- _RECORD SET_
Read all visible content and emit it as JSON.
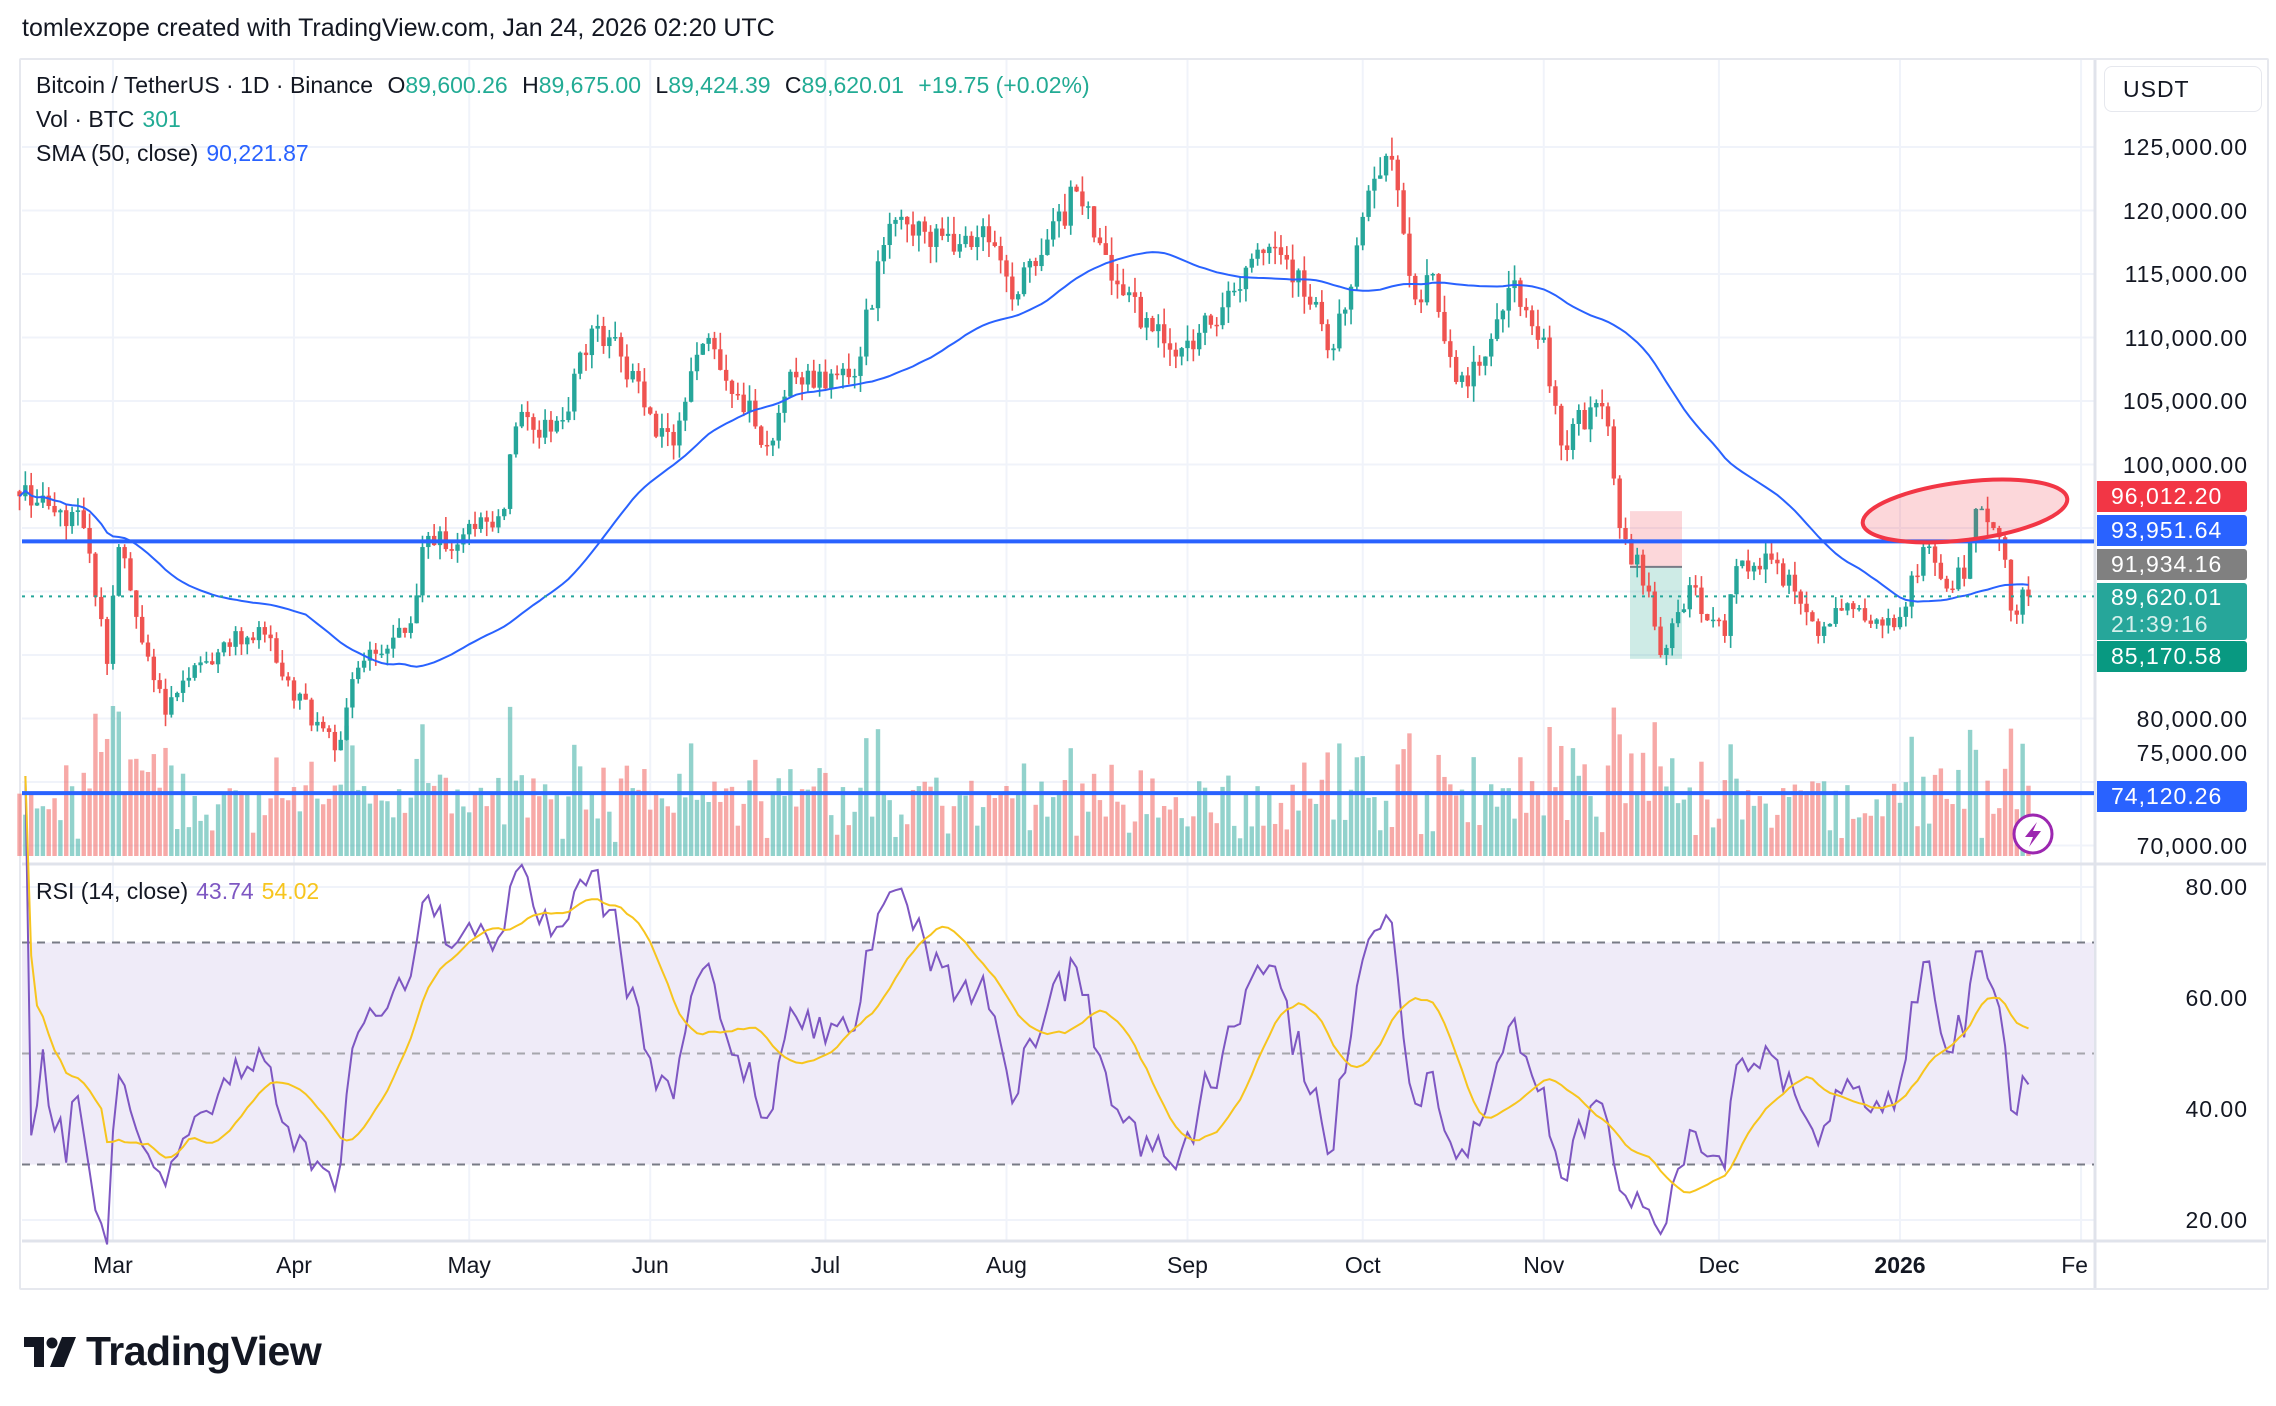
{
  "caption": "tomlexzope created with TradingView.com, Jan 24, 2026 02:20 UTC",
  "legend": {
    "symbol": "Bitcoin / TetherUS · 1D · Binance",
    "open_label": "O",
    "open": "89,600.26",
    "high_label": "H",
    "high": "89,675.00",
    "low_label": "L",
    "low": "89,424.39",
    "close_label": "C",
    "close": "89,620.01",
    "change": "+19.75 (+0.02%)",
    "volume_label": "Vol · BTC",
    "volume": "301",
    "sma_label": "SMA (50, close)",
    "sma": "90,221.87",
    "rsi_label": "RSI (14, close)",
    "rsi": "43.74",
    "rsi_ma": "54.02"
  },
  "currency": "USDT",
  "price_axis": [
    "125,000.00",
    "120,000.00",
    "115,000.00",
    "110,000.00",
    "105,000.00",
    "100,000.00",
    "80,000.00",
    "75,000.00",
    "70,000.00"
  ],
  "rsi_axis": [
    "80.00",
    "60.00",
    "40.00",
    "20.00"
  ],
  "price_labels": [
    {
      "text": "96,012.20",
      "color": "#f23645"
    },
    {
      "text": "93,951.64",
      "color": "#2962ff"
    },
    {
      "text": "91,934.16",
      "color": "#808080"
    },
    {
      "text": "89,620.01",
      "sub": "21:39:16",
      "color": "#26a69a"
    },
    {
      "text": "85,170.58",
      "color": "#089981"
    },
    {
      "text": "74,120.26",
      "color": "#2962ff"
    }
  ],
  "time_axis": [
    "Mar",
    "Apr",
    "May",
    "Jun",
    "Jul",
    "Aug",
    "Sep",
    "Oct",
    "Nov",
    "Dec",
    "2026",
    "Feb"
  ],
  "colors": {
    "up": "#26a69a",
    "down": "#ef5350",
    "sma": "#2962ff",
    "rsi": "#7e57c2",
    "rsi_ma": "#f7c51e",
    "hline": "#2962ff",
    "highlight": "#f23645"
  },
  "brand": "TradingView",
  "chart_data": {
    "type": "candlestick",
    "interval": "1D",
    "approximate_closes": [
      [
        "2025-02-13",
        97500
      ],
      [
        "2025-02-20",
        96400
      ],
      [
        "2025-02-24",
        95000
      ],
      [
        "2025-02-28",
        84300
      ],
      [
        "2025-03-02",
        93500
      ],
      [
        "2025-03-05",
        88000
      ],
      [
        "2025-03-10",
        80300
      ],
      [
        "2025-03-14",
        83200
      ],
      [
        "2025-03-20",
        86000
      ],
      [
        "2025-03-26",
        87200
      ],
      [
        "2025-03-31",
        83000
      ],
      [
        "2025-04-08",
        77500
      ],
      [
        "2025-04-12",
        84000
      ],
      [
        "2025-04-21",
        87500
      ],
      [
        "2025-04-23",
        93500
      ],
      [
        "2025-04-30",
        94500
      ],
      [
        "2025-05-07",
        96500
      ],
      [
        "2025-05-09",
        103000
      ],
      [
        "2025-05-17",
        103500
      ],
      [
        "2025-05-22",
        110700
      ],
      [
        "2025-05-27",
        108500
      ],
      [
        "2025-05-31",
        104500
      ],
      [
        "2025-06-05",
        101500
      ],
      [
        "2025-06-10",
        109500
      ],
      [
        "2025-06-16",
        105500
      ],
      [
        "2025-06-21",
        101500
      ],
      [
        "2025-06-25",
        107300
      ],
      [
        "2025-07-01",
        106000
      ],
      [
        "2025-07-07",
        108500
      ],
      [
        "2025-07-10",
        116000
      ],
      [
        "2025-07-14",
        119500
      ],
      [
        "2025-07-21",
        118000
      ],
      [
        "2025-07-29",
        117500
      ],
      [
        "2025-08-02",
        113000
      ],
      [
        "2025-08-07",
        116500
      ],
      [
        "2025-08-13",
        121500
      ],
      [
        "2025-08-18",
        116500
      ],
      [
        "2025-08-26",
        110500
      ],
      [
        "2025-08-30",
        108500
      ],
      [
        "2025-09-05",
        111000
      ],
      [
        "2025-09-11",
        115500
      ],
      [
        "2025-09-17",
        116500
      ],
      [
        "2025-09-23",
        112800
      ],
      [
        "2025-09-25",
        109000
      ],
      [
        "2025-09-29",
        114000
      ],
      [
        "2025-10-03",
        122500
      ],
      [
        "2025-10-06",
        124000
      ],
      [
        "2025-10-10",
        113000
      ],
      [
        "2025-10-13",
        115000
      ],
      [
        "2025-10-17",
        106500
      ],
      [
        "2025-10-22",
        108500
      ],
      [
        "2025-10-27",
        114500
      ],
      [
        "2025-11-01",
        110000
      ],
      [
        "2025-11-04",
        101500
      ],
      [
        "2025-11-09",
        104500
      ],
      [
        "2025-11-12",
        103000
      ],
      [
        "2025-11-14",
        95000
      ],
      [
        "2025-11-19",
        90000
      ],
      [
        "2025-11-21",
        85000
      ],
      [
        "2025-11-23",
        87500
      ],
      [
        "2025-11-26",
        90500
      ],
      [
        "2025-12-02",
        86500
      ],
      [
        "2025-12-04",
        92000
      ],
      [
        "2025-12-10",
        92500
      ],
      [
        "2025-12-14",
        90000
      ],
      [
        "2025-12-18",
        86500
      ],
      [
        "2025-12-22",
        88500
      ],
      [
        "2025-12-28",
        87800
      ],
      [
        "2026-01-01",
        88000
      ],
      [
        "2026-01-05",
        93500
      ],
      [
        "2026-01-08",
        91000
      ],
      [
        "2026-01-12",
        91000
      ],
      [
        "2026-01-14",
        96500
      ],
      [
        "2026-01-17",
        95000
      ],
      [
        "2026-01-19",
        92500
      ],
      [
        "2026-01-20",
        88500
      ],
      [
        "2026-01-23",
        89620
      ]
    ],
    "horizontal_lines": [
      93951.64,
      74120.26
    ],
    "long_position": {
      "stop": 96012.2,
      "entry": 91934.16,
      "target": 85170.58
    },
    "last_price": 89620.01,
    "indicators": [
      "Vol · BTC",
      "SMA (50, close)",
      "RSI (14, close)"
    ],
    "rsi_bands": [
      70,
      50,
      30
    ],
    "price_range": [
      70000,
      125000
    ],
    "rsi_range": [
      20,
      80
    ]
  }
}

- _SET PROBLEM_
Omit the pictures and output all of the other material exactly.

- _WRITTEN ANSWER_
Read all visible content and emit it as JSON.
{
  "caption": "tomlexzope created with TradingView.com, Jan 24, 2026 02:20 UTC",
  "legend": {
    "symbol": "Bitcoin / TetherUS · 1D · Binance",
    "open_label": "O",
    "open": "89,600.26",
    "high_label": "H",
    "high": "89,675.00",
    "low_label": "L",
    "low": "89,424.39",
    "close_label": "C",
    "close": "89,620.01",
    "change": "+19.75 (+0.02%)",
    "volume_label": "Vol · BTC",
    "volume": "301",
    "sma_label": "SMA (50, close)",
    "sma": "90,221.87",
    "rsi_label": "RSI (14, close)",
    "rsi": "43.74",
    "rsi_ma": "54.02"
  },
  "currency": "USDT",
  "price_axis": [
    "125,000.00",
    "120,000.00",
    "115,000.00",
    "110,000.00",
    "105,000.00",
    "100,000.00",
    "80,000.00",
    "75,000.00",
    "70,000.00"
  ],
  "rsi_axis": [
    "80.00",
    "60.00",
    "40.00",
    "20.00"
  ],
  "price_labels": [
    {
      "text": "96,012.20",
      "color": "#f23645"
    },
    {
      "text": "93,951.64",
      "color": "#2962ff"
    },
    {
      "text": "91,934.16",
      "color": "#808080"
    },
    {
      "text": "89,620.01",
      "sub": "21:39:16",
      "color": "#26a69a"
    },
    {
      "text": "85,170.58",
      "color": "#089981"
    },
    {
      "text": "74,120.26",
      "color": "#2962ff"
    }
  ],
  "time_axis": [
    "Mar",
    "Apr",
    "May",
    "Jun",
    "Jul",
    "Aug",
    "Sep",
    "Oct",
    "Nov",
    "Dec",
    "2026",
    "Feb"
  ],
  "colors": {
    "up": "#26a69a",
    "down": "#ef5350",
    "sma": "#2962ff",
    "rsi": "#7e57c2",
    "rsi_ma": "#f7c51e",
    "hline": "#2962ff",
    "highlight": "#f23645"
  },
  "brand": "TradingView",
  "chart_data": {
    "type": "candlestick",
    "interval": "1D",
    "approximate_closes": [
      [
        "2025-02-13",
        97500
      ],
      [
        "2025-02-20",
        96400
      ],
      [
        "2025-02-24",
        95000
      ],
      [
        "2025-02-28",
        84300
      ],
      [
        "2025-03-02",
        93500
      ],
      [
        "2025-03-05",
        88000
      ],
      [
        "2025-03-10",
        80300
      ],
      [
        "2025-03-14",
        83200
      ],
      [
        "2025-03-20",
        86000
      ],
      [
        "2025-03-26",
        87200
      ],
      [
        "2025-03-31",
        83000
      ],
      [
        "2025-04-08",
        77500
      ],
      [
        "2025-04-12",
        84000
      ],
      [
        "2025-04-21",
        87500
      ],
      [
        "2025-04-23",
        93500
      ],
      [
        "2025-04-30",
        94500
      ],
      [
        "2025-05-07",
        96500
      ],
      [
        "2025-05-09",
        103000
      ],
      [
        "2025-05-17",
        103500
      ],
      [
        "2025-05-22",
        110700
      ],
      [
        "2025-05-27",
        108500
      ],
      [
        "2025-05-31",
        104500
      ],
      [
        "2025-06-05",
        101500
      ],
      [
        "2025-06-10",
        109500
      ],
      [
        "2025-06-16",
        105500
      ],
      [
        "2025-06-21",
        101500
      ],
      [
        "2025-06-25",
        107300
      ],
      [
        "2025-07-01",
        106000
      ],
      [
        "2025-07-07",
        108500
      ],
      [
        "2025-07-10",
        116000
      ],
      [
        "2025-07-14",
        119500
      ],
      [
        "2025-07-21",
        118000
      ],
      [
        "2025-07-29",
        117500
      ],
      [
        "2025-08-02",
        113000
      ],
      [
        "2025-08-07",
        116500
      ],
      [
        "2025-08-13",
        121500
      ],
      [
        "2025-08-18",
        116500
      ],
      [
        "2025-08-26",
        110500
      ],
      [
        "2025-08-30",
        108500
      ],
      [
        "2025-09-05",
        111000
      ],
      [
        "2025-09-11",
        115500
      ],
      [
        "2025-09-17",
        116500
      ],
      [
        "2025-09-23",
        112800
      ],
      [
        "2025-09-25",
        109000
      ],
      [
        "2025-09-29",
        114000
      ],
      [
        "2025-10-03",
        122500
      ],
      [
        "2025-10-06",
        124000
      ],
      [
        "2025-10-10",
        113000
      ],
      [
        "2025-10-13",
        115000
      ],
      [
        "2025-10-17",
        106500
      ],
      [
        "2025-10-22",
        108500
      ],
      [
        "2025-10-27",
        114500
      ],
      [
        "2025-11-01",
        110000
      ],
      [
        "2025-11-04",
        101500
      ],
      [
        "2025-11-09",
        104500
      ],
      [
        "2025-11-12",
        103000
      ],
      [
        "2025-11-14",
        95000
      ],
      [
        "2025-11-19",
        90000
      ],
      [
        "2025-11-21",
        85000
      ],
      [
        "2025-11-23",
        87500
      ],
      [
        "2025-11-26",
        90500
      ],
      [
        "2025-12-02",
        86500
      ],
      [
        "2025-12-04",
        92000
      ],
      [
        "2025-12-10",
        92500
      ],
      [
        "2025-12-14",
        90000
      ],
      [
        "2025-12-18",
        86500
      ],
      [
        "2025-12-22",
        88500
      ],
      [
        "2025-12-28",
        87800
      ],
      [
        "2026-01-01",
        88000
      ],
      [
        "2026-01-05",
        93500
      ],
      [
        "2026-01-08",
        91000
      ],
      [
        "2026-01-12",
        91000
      ],
      [
        "2026-01-14",
        96500
      ],
      [
        "2026-01-17",
        95000
      ],
      [
        "2026-01-19",
        92500
      ],
      [
        "2026-01-20",
        88500
      ],
      [
        "2026-01-23",
        89620
      ]
    ],
    "horizontal_lines": [
      93951.64,
      74120.26
    ],
    "long_position": {
      "stop": 96012.2,
      "entry": 91934.16,
      "target": 85170.58
    },
    "last_price": 89620.01,
    "indicators": [
      "Vol · BTC",
      "SMA (50, close)",
      "RSI (14, close)"
    ],
    "rsi_bands": [
      70,
      50,
      30
    ],
    "price_range": [
      70000,
      125000
    ],
    "rsi_range": [
      20,
      80
    ]
  }
}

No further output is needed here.